[START OF RAW RECORDS]

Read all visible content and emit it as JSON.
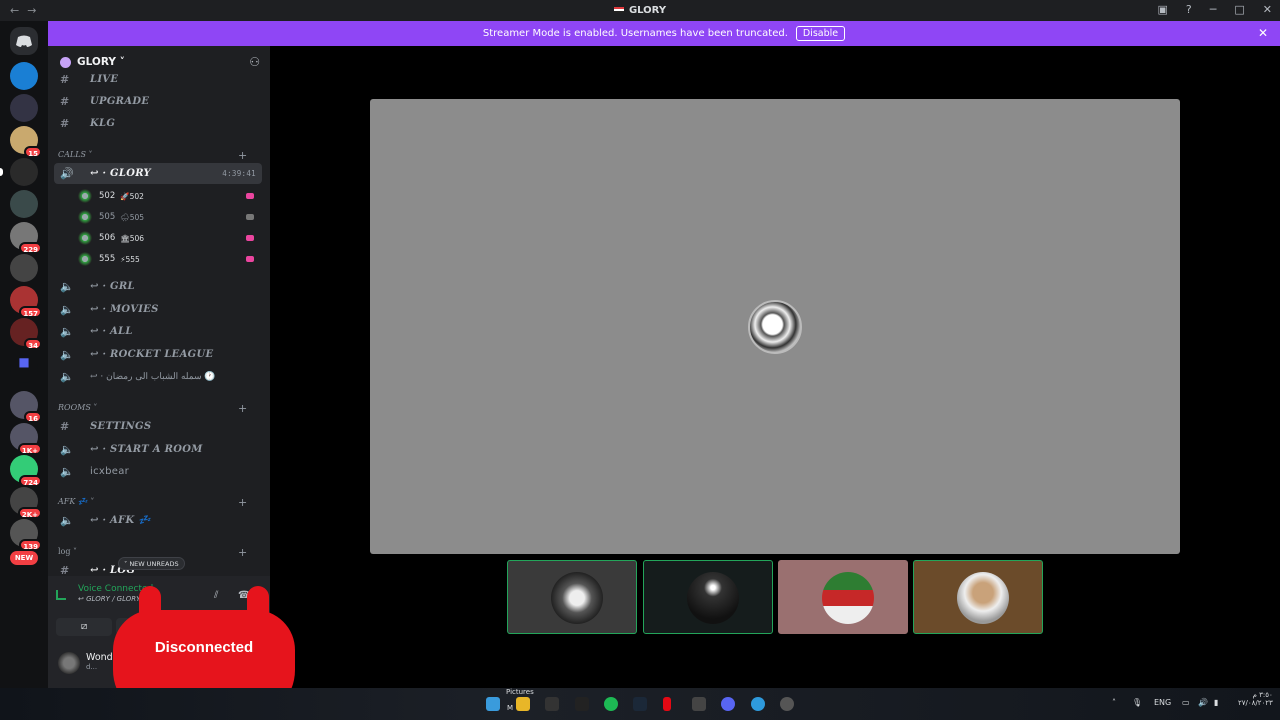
{
  "window": {
    "title": "GLORY",
    "nav_back": "←",
    "nav_fwd": "→"
  },
  "banner": {
    "text": "Streamer Mode is enabled. Usernames have been truncated.",
    "disable": "Disable",
    "close": "✕"
  },
  "rail_badges": [
    "15",
    "229",
    "157",
    "34",
    "16",
    "1K+",
    "724",
    "2K+",
    "139",
    "NEW"
  ],
  "server": {
    "name": "GLORY ˅"
  },
  "channels": {
    "live": "LIVE",
    "upgrade": "UPGRADE",
    "klg": "KLG",
    "calls_cat": "CALLS ˅",
    "glory": "↩ · GLORY",
    "glory_time": "4:39:41",
    "users": [
      {
        "id": "502",
        "tag": "🚀502"
      },
      {
        "id": "505",
        "tag": "🌧505"
      },
      {
        "id": "506",
        "tag": "🏛506"
      },
      {
        "id": "555",
        "tag": "⚡555"
      }
    ],
    "grl": "↩ · GRL",
    "movies": "↩ · MOVIES",
    "all": "↩ · ALL",
    "rocket": "↩ · ROCKET LEAGUE",
    "arabic": "↩ · سمله الشباب الى رمضان 🕐",
    "rooms_cat": "ROOMS ˅",
    "settings": "SETTINGS",
    "start_room": "↩ · START A ROOM",
    "icxbear": "icxbear",
    "afk_cat": "AFK 💤 ˅",
    "afk": "↩ · AFK 💤",
    "log_cat": "log ˅",
    "log": "↩ · LOG",
    "new_unreads": "˅ NEW UNREADS"
  },
  "voice": {
    "status": "Voice Connected",
    "where": "↩ GLORY / GLORY",
    "user": "Wonder",
    "user_sub": "d..."
  },
  "overlay": {
    "text": "Disconnected"
  },
  "taskbar": {
    "lang": "ENG",
    "time": "٣:٥٠ م",
    "date": "٢٧/٠٨/٢٠٢٣",
    "pictures": "Pictures",
    "m": "M"
  }
}
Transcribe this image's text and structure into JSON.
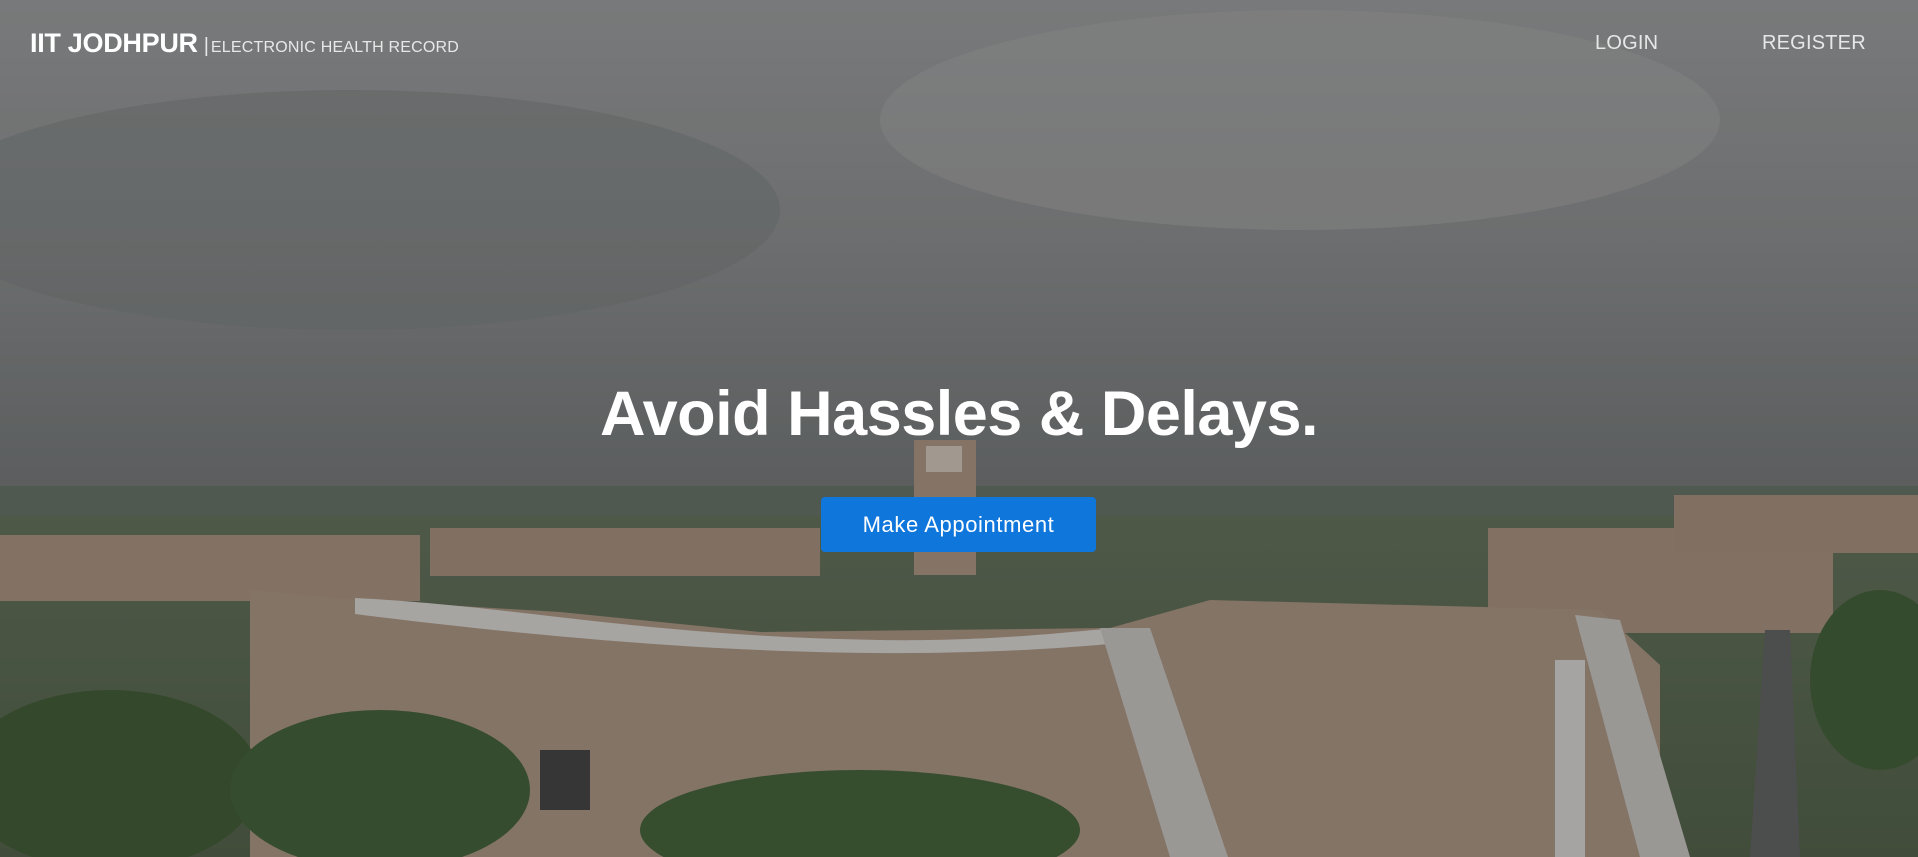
{
  "brand": {
    "title": "IIT JODHPUR",
    "divider": "|",
    "subtitle": "ELECTRONIC HEALTH RECORD"
  },
  "nav": {
    "login": "LOGIN",
    "register": "REGISTER"
  },
  "hero": {
    "headline": "Avoid Hassles & Delays.",
    "cta": "Make Appointment"
  },
  "colors": {
    "cta_blue": "#0f76dc",
    "overlay": "#6f6f6f",
    "brick": "#a58b77"
  }
}
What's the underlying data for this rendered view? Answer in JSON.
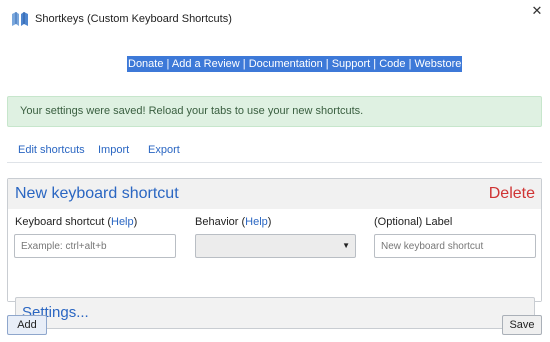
{
  "window": {
    "title": "Shortkeys (Custom Keyboard Shortcuts)",
    "close_glyph": "✕"
  },
  "links": [
    {
      "label": "Donate"
    },
    {
      "label": "Add a Review"
    },
    {
      "label": "Documentation"
    },
    {
      "label": "Support"
    },
    {
      "label": "Code"
    },
    {
      "label": "Webstore"
    }
  ],
  "link_separator": " | ",
  "alert": {
    "message": "Your settings were saved! Reload your tabs to use your new shortcuts."
  },
  "tabs": [
    {
      "label": "Edit shortcuts"
    },
    {
      "label": "Import"
    },
    {
      "label": "Export"
    }
  ],
  "shortcut_panel": {
    "title": "New keyboard shortcut",
    "delete_label": "Delete",
    "keyboard_shortcut": {
      "label": "Keyboard shortcut (",
      "help": "Help",
      "label_end": ")",
      "value": "",
      "placeholder": "Example: ctrl+alt+b"
    },
    "behavior": {
      "label": "Behavior (",
      "help": "Help",
      "label_end": ")",
      "selected": ""
    },
    "optional_label": {
      "label": "(Optional) Label",
      "value": "",
      "placeholder": "New keyboard shortcut"
    },
    "settings_label": "Settings..."
  },
  "buttons": {
    "add": "Add",
    "save": "Save"
  },
  "colors": {
    "accent": "#2a66c2",
    "delete": "#cf3434",
    "alert_bg": "#dff1e2",
    "links_highlight": "#3d79d8"
  },
  "icons": {
    "app": "shortkeys-app-icon",
    "close": "close-icon",
    "dropdown": "chevron-down-icon"
  }
}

[END OF RAW RECORDS]

### WHAT IS BEING ASKED
Write out the entries above word for word. Do not include the pictures.

### SOLUTION FOR THIS TASK
Read all visible content and emit it as JSON.
{
  "window": {
    "title": "GLORY",
    "nav_back": "←",
    "nav_fwd": "→"
  },
  "banner": {
    "text": "Streamer Mode is enabled. Usernames have been truncated.",
    "disable": "Disable",
    "close": "✕"
  },
  "rail_badges": [
    "15",
    "229",
    "157",
    "34",
    "16",
    "1K+",
    "724",
    "2K+",
    "139",
    "NEW"
  ],
  "server": {
    "name": "GLORY ˅"
  },
  "channels": {
    "live": "LIVE",
    "upgrade": "UPGRADE",
    "klg": "KLG",
    "calls_cat": "CALLS ˅",
    "glory": "↩ · GLORY",
    "glory_time": "4:39:41",
    "users": [
      {
        "id": "502",
        "tag": "🚀502"
      },
      {
        "id": "505",
        "tag": "🌧505"
      },
      {
        "id": "506",
        "tag": "🏛506"
      },
      {
        "id": "555",
        "tag": "⚡555"
      }
    ],
    "grl": "↩ · GRL",
    "movies": "↩ · MOVIES",
    "all": "↩ · ALL",
    "rocket": "↩ · ROCKET LEAGUE",
    "arabic": "↩ · سمله الشباب الى رمضان 🕐",
    "rooms_cat": "ROOMS ˅",
    "settings": "SETTINGS",
    "start_room": "↩ · START A ROOM",
    "icxbear": "icxbear",
    "afk_cat": "AFK 💤 ˅",
    "afk": "↩ · AFK 💤",
    "log_cat": "log ˅",
    "log": "↩ · LOG",
    "new_unreads": "˅ NEW UNREADS"
  },
  "voice": {
    "status": "Voice Connected",
    "where": "↩ GLORY / GLORY",
    "user": "Wonder",
    "user_sub": "d..."
  },
  "overlay": {
    "text": "Disconnected"
  },
  "taskbar": {
    "lang": "ENG",
    "time": "٣:٥٠ م",
    "date": "٢٧/٠٨/٢٠٢٣",
    "pictures": "Pictures",
    "m": "M"
  }
}
Transcribe this image's text and structure into JSON.
{
  "brand": {
    "title": "IIT JODHPUR",
    "divider": "|",
    "subtitle": "ELECTRONIC HEALTH RECORD"
  },
  "nav": {
    "login": "LOGIN",
    "register": "REGISTER"
  },
  "hero": {
    "headline": "Avoid Hassles & Delays.",
    "cta": "Make Appointment"
  },
  "colors": {
    "cta_blue": "#0f76dc",
    "overlay": "#6f6f6f",
    "brick": "#a58b77"
  }
}
What's the underlying data for this rendered view? Answer in JSON.
{
  "window": {
    "title": "Shortkeys (Custom Keyboard Shortcuts)",
    "close_glyph": "✕"
  },
  "links": [
    {
      "label": "Donate"
    },
    {
      "label": "Add a Review"
    },
    {
      "label": "Documentation"
    },
    {
      "label": "Support"
    },
    {
      "label": "Code"
    },
    {
      "label": "Webstore"
    }
  ],
  "link_separator": " | ",
  "alert": {
    "message": "Your settings were saved! Reload your tabs to use your new shortcuts."
  },
  "tabs": [
    {
      "label": "Edit shortcuts"
    },
    {
      "label": "Import"
    },
    {
      "label": "Export"
    }
  ],
  "shortcut_panel": {
    "title": "New keyboard shortcut",
    "delete_label": "Delete",
    "keyboard_shortcut": {
      "label": "Keyboard shortcut (",
      "help": "Help",
      "label_end": ")",
      "value": "",
      "placeholder": "Example: ctrl+alt+b"
    },
    "behavior": {
      "label": "Behavior (",
      "help": "Help",
      "label_end": ")",
      "selected": ""
    },
    "optional_label": {
      "label": "(Optional) Label",
      "value": "",
      "placeholder": "New keyboard shortcut"
    },
    "settings_label": "Settings..."
  },
  "buttons": {
    "add": "Add",
    "save": "Save"
  },
  "colors": {
    "accent": "#2a66c2",
    "delete": "#cf3434",
    "alert_bg": "#dff1e2",
    "links_highlight": "#3d79d8"
  },
  "icons": {
    "app": "shortkeys-app-icon",
    "close": "close-icon",
    "dropdown": "chevron-down-icon"
  }
}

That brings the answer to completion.